Lines of data:
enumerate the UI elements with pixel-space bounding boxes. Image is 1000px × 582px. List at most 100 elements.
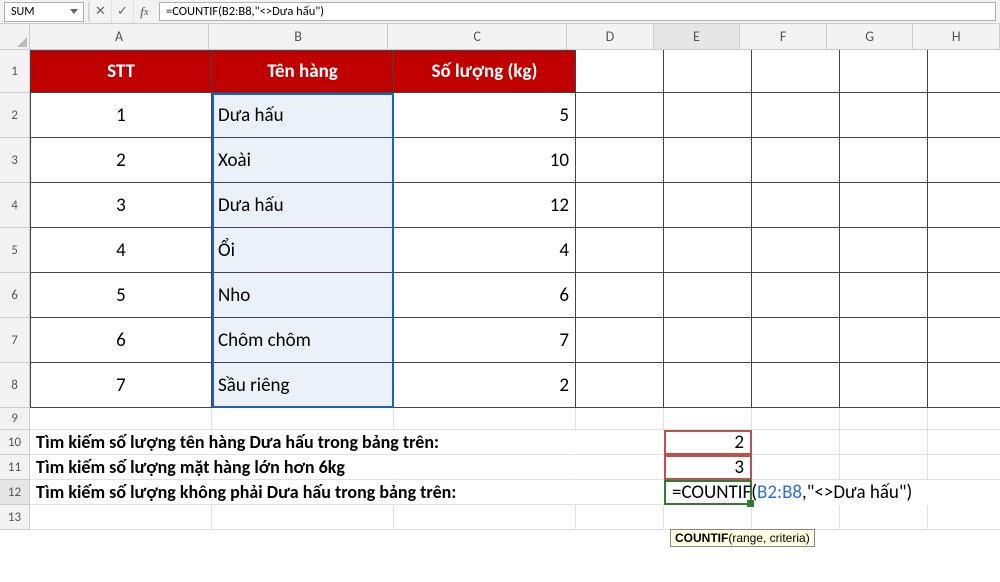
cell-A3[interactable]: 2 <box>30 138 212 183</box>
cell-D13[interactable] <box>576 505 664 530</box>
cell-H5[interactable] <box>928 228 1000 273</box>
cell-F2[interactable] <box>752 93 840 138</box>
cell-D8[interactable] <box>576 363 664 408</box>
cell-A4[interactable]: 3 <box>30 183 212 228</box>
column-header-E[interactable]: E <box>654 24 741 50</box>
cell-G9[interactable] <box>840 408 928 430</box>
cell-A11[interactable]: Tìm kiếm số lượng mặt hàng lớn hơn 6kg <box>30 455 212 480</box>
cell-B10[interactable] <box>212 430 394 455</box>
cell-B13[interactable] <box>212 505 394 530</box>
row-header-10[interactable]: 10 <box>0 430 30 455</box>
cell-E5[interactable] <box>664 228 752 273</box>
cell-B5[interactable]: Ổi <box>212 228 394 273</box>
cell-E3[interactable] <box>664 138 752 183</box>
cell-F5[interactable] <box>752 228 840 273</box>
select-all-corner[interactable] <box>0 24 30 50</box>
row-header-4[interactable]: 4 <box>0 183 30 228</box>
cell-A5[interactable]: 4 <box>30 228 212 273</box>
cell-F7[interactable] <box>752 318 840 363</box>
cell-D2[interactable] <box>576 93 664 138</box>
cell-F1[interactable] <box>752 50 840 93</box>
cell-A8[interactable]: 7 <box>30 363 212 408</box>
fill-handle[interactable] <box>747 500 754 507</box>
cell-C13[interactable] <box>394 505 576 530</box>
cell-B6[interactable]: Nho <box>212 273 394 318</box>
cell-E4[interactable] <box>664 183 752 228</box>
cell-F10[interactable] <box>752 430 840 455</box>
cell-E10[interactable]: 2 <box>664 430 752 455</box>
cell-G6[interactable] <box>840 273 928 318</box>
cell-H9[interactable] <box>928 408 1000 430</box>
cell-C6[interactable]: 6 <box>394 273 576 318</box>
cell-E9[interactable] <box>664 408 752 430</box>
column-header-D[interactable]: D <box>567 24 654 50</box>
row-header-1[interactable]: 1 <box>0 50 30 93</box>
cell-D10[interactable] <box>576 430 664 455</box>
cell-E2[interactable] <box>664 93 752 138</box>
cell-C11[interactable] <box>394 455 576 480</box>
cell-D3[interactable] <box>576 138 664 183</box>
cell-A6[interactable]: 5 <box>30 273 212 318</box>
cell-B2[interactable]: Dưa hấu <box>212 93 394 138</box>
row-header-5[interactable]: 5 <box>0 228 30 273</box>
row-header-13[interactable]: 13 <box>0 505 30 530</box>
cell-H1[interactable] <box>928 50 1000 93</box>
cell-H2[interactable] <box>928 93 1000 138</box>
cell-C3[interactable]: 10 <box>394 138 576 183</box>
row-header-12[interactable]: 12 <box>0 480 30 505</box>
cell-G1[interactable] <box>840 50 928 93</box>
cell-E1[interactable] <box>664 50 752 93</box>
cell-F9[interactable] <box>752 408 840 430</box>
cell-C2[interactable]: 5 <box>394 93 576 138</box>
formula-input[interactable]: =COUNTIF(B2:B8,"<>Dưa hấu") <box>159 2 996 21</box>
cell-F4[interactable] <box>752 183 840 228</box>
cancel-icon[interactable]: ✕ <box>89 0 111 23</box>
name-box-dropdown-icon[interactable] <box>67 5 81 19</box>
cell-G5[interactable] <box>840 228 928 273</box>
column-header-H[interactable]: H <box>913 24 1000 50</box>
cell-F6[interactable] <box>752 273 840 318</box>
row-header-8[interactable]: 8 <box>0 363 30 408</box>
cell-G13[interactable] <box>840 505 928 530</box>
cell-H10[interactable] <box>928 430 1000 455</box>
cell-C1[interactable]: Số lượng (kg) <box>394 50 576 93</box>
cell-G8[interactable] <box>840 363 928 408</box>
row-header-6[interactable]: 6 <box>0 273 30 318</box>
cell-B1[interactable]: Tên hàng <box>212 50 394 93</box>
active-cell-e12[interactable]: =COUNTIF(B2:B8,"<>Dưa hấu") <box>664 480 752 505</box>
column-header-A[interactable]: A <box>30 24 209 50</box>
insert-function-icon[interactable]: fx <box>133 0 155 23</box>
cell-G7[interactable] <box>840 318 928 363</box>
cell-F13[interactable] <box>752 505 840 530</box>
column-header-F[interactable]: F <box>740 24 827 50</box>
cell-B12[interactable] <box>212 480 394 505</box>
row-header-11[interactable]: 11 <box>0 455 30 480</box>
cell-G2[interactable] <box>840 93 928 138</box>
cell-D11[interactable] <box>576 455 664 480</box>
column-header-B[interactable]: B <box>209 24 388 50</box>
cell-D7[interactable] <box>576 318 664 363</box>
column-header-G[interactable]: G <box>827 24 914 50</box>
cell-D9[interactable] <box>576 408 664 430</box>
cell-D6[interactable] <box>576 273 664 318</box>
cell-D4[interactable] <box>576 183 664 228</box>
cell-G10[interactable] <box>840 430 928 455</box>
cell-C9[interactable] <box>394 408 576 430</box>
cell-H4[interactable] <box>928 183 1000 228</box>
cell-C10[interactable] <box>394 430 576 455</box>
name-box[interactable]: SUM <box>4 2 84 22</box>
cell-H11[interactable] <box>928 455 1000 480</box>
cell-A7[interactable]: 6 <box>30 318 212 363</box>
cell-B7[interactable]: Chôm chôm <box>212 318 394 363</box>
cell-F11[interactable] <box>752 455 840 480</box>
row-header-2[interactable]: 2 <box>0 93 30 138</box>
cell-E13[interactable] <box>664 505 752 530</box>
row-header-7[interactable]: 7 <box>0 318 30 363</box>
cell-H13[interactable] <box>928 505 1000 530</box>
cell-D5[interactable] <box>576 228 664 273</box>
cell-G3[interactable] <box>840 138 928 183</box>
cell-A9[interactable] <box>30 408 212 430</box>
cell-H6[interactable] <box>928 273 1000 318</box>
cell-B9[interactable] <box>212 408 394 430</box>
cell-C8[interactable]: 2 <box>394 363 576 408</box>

...

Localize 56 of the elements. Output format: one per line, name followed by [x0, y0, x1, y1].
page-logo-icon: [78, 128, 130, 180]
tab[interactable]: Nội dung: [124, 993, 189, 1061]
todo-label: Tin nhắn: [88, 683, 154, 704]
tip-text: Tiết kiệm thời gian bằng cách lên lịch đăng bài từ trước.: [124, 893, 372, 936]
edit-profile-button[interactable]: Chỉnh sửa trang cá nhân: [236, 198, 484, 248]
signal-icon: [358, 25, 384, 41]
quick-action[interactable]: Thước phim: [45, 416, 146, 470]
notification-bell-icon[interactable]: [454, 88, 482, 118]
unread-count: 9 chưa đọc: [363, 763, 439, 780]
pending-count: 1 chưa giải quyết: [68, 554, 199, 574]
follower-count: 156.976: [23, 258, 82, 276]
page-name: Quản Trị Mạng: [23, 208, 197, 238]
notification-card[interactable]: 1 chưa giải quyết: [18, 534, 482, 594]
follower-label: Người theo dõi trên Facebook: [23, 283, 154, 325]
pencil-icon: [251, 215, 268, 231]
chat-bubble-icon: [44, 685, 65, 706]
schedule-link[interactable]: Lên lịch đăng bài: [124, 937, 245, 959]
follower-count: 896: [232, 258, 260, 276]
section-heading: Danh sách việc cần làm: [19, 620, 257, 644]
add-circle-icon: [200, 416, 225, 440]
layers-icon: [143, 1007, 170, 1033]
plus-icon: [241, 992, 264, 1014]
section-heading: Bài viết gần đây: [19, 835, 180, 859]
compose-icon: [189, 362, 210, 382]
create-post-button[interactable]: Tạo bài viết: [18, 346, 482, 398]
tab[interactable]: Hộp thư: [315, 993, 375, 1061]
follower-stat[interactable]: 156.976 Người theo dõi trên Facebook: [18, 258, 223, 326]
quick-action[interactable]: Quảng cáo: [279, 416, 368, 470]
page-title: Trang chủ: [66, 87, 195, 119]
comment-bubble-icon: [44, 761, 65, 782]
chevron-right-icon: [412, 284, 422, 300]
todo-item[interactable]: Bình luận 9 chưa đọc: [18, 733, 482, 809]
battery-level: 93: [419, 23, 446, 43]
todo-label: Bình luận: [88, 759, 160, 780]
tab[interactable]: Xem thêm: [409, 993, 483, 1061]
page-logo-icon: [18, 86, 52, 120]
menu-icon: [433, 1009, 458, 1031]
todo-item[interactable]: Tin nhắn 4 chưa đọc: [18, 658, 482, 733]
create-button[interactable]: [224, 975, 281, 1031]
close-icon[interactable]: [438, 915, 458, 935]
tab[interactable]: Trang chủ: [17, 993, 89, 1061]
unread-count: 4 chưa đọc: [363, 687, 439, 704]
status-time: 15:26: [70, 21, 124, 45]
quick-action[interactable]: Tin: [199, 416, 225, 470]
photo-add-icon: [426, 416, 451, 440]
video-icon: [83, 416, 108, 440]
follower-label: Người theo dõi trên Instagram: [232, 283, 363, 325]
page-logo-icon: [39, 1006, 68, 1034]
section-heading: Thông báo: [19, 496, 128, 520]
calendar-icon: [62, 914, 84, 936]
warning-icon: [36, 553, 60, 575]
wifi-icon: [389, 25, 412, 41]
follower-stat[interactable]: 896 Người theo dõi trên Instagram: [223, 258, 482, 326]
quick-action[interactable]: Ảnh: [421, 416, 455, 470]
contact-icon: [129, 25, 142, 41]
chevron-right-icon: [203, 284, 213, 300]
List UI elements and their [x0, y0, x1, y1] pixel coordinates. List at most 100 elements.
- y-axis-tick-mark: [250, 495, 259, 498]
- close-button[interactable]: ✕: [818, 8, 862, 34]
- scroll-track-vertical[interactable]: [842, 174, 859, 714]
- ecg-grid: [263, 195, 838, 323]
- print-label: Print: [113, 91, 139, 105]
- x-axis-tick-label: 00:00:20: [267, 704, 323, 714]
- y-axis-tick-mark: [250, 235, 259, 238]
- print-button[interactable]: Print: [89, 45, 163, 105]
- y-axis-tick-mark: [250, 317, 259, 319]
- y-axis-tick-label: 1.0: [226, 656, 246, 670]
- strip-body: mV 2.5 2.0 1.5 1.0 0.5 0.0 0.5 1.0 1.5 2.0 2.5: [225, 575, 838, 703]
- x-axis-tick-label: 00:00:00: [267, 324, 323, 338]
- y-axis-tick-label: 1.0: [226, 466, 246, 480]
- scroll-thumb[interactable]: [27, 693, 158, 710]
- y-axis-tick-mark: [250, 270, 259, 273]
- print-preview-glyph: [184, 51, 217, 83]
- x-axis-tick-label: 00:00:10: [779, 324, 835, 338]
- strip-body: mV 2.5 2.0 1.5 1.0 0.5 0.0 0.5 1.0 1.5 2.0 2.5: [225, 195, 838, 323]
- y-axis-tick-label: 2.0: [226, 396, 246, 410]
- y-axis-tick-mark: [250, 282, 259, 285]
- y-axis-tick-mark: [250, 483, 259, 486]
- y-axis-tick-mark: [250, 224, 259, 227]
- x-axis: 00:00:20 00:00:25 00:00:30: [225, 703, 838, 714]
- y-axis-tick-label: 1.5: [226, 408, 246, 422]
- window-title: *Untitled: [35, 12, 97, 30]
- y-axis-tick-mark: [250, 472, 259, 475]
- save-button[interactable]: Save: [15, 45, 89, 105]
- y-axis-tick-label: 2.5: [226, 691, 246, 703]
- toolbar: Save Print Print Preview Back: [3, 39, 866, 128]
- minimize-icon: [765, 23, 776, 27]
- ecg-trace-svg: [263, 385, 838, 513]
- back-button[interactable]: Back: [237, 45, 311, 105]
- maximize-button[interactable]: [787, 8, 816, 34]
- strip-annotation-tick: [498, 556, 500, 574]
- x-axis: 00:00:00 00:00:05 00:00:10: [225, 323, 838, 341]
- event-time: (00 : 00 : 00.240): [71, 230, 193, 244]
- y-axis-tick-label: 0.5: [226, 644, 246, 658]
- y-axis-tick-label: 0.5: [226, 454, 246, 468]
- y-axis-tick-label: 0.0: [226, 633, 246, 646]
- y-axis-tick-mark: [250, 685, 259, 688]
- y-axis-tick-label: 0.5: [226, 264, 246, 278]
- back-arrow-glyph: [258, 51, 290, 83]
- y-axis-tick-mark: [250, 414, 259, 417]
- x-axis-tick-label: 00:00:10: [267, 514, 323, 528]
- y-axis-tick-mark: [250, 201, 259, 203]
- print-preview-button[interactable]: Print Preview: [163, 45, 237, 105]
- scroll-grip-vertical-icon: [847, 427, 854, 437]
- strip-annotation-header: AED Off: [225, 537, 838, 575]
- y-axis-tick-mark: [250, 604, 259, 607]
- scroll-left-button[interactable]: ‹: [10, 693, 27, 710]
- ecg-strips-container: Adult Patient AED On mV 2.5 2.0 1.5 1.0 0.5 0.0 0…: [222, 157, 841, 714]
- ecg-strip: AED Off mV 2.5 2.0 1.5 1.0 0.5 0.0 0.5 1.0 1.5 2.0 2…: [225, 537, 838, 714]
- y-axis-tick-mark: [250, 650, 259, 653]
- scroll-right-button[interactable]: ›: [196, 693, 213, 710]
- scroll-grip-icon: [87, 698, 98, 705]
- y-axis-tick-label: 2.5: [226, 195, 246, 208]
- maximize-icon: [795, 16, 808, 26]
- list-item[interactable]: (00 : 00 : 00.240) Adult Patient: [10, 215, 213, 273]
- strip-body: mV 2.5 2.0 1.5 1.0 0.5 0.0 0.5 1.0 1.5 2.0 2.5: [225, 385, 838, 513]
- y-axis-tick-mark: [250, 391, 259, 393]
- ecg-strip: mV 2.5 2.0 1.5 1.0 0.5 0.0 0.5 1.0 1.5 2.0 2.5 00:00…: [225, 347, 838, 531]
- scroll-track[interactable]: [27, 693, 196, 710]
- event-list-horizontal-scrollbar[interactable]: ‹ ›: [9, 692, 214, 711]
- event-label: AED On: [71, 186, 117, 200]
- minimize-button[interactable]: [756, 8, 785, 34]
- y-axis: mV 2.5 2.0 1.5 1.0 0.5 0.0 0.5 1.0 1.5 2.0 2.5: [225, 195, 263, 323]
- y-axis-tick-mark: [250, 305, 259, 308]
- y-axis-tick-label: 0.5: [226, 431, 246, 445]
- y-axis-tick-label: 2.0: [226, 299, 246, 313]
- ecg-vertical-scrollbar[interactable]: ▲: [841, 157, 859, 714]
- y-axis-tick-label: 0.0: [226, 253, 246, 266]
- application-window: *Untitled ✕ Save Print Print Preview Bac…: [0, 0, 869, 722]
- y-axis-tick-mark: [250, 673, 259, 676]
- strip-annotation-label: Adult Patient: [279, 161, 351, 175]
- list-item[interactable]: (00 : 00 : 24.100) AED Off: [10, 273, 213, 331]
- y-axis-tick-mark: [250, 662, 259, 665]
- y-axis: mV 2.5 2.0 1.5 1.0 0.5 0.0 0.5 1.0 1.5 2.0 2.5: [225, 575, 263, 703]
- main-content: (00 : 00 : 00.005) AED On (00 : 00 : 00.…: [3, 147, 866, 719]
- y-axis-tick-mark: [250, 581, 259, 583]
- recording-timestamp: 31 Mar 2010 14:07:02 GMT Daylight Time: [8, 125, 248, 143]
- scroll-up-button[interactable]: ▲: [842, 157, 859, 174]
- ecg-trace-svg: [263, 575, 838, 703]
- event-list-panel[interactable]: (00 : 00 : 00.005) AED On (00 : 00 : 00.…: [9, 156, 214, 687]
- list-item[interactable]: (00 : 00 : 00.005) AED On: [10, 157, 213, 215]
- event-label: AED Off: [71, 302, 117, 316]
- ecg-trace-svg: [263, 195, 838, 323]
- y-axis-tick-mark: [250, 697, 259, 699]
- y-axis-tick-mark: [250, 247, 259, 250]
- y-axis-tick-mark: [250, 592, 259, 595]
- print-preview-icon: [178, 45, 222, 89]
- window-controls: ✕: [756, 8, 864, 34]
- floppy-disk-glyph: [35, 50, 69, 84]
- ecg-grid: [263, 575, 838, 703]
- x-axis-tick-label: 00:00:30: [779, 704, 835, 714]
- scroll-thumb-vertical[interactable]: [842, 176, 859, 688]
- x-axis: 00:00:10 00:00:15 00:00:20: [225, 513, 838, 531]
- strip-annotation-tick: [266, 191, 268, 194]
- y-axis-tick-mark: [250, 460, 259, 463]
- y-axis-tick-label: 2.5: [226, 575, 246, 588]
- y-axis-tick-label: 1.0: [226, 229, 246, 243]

--

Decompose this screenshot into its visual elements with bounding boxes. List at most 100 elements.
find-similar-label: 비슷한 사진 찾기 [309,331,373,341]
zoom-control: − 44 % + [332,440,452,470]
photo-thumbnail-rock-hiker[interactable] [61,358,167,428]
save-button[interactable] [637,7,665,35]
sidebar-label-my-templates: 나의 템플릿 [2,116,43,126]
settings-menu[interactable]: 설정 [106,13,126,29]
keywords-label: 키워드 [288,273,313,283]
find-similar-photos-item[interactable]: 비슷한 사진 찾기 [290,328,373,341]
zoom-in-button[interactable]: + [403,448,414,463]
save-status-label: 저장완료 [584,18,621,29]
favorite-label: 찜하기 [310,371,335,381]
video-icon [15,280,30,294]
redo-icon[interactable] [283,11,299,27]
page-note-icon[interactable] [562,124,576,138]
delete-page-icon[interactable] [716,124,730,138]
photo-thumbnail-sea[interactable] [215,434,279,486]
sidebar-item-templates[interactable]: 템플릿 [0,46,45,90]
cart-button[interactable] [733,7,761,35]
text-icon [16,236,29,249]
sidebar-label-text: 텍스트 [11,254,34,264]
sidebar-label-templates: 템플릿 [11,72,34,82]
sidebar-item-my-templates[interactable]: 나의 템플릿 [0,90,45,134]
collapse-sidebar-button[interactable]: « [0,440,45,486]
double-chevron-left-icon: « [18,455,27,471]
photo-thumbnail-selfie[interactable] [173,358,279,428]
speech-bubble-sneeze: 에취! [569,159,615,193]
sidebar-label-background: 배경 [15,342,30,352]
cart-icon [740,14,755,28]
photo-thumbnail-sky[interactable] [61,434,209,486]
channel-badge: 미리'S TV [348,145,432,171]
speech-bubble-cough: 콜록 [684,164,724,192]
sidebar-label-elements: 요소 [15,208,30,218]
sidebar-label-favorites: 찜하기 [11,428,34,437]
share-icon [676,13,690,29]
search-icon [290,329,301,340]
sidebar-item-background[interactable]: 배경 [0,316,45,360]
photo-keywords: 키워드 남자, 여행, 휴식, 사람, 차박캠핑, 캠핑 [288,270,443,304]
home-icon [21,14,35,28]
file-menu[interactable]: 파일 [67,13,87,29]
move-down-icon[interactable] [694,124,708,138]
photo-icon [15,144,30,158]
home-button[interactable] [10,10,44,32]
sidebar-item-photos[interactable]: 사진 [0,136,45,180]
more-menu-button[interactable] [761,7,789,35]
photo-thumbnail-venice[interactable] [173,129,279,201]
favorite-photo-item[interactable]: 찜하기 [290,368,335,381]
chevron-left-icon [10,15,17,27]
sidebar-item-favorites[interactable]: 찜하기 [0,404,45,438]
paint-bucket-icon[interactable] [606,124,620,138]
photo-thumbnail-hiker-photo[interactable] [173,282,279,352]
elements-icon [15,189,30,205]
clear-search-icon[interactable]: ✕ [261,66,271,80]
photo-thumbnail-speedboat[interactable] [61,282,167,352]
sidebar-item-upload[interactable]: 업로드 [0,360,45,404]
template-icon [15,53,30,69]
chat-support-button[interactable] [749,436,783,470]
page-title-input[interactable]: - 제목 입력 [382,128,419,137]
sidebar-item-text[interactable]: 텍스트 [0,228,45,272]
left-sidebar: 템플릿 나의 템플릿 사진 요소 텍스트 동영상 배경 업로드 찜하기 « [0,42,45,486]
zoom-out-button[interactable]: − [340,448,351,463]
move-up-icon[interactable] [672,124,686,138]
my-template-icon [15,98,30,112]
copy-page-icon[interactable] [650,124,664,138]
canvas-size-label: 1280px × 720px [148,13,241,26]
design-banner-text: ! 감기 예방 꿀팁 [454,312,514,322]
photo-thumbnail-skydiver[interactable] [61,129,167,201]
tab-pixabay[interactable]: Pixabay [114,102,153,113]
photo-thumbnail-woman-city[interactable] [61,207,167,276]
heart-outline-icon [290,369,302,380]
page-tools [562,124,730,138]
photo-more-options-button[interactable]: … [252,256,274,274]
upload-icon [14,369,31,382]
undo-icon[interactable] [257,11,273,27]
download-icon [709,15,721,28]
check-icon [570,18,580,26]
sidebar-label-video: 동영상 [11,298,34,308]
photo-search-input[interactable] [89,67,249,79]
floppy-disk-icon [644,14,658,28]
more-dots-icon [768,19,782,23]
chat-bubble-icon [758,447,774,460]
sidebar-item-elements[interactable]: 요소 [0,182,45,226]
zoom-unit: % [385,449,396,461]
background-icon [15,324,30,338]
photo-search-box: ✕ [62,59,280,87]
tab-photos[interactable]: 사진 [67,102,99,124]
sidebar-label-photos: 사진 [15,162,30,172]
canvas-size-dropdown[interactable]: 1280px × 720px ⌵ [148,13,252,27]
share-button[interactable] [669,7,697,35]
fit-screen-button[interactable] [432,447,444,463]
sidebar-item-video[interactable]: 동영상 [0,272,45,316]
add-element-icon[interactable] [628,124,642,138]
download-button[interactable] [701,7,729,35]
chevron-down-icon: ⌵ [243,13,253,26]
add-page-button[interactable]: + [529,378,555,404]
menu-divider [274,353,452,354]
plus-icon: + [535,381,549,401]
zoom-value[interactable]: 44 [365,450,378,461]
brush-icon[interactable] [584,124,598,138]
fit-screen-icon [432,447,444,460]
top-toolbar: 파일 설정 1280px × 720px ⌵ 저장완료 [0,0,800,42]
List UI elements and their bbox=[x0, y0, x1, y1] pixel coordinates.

[BRIEF]
Duplicate the entries from the line that contains "cell-A3[interactable]: 2 <box>30" through the line that contains "cell-A11[interactable]: Tìm kiếm", with both of those lines included.

[EXERCISE SOLUTION]
cell-A3[interactable]: 2 <box>30 138 212 183</box>
cell-D13[interactable] <box>576 505 664 530</box>
cell-H5[interactable] <box>928 228 1000 273</box>
cell-F2[interactable] <box>752 93 840 138</box>
cell-D8[interactable] <box>576 363 664 408</box>
cell-A4[interactable]: 3 <box>30 183 212 228</box>
column-header-E[interactable]: E <box>654 24 741 50</box>
cell-G9[interactable] <box>840 408 928 430</box>
cell-A11[interactable]: Tìm kiếm số lượng mặt hàng lớn hơn 6kg <box>30 455 212 480</box>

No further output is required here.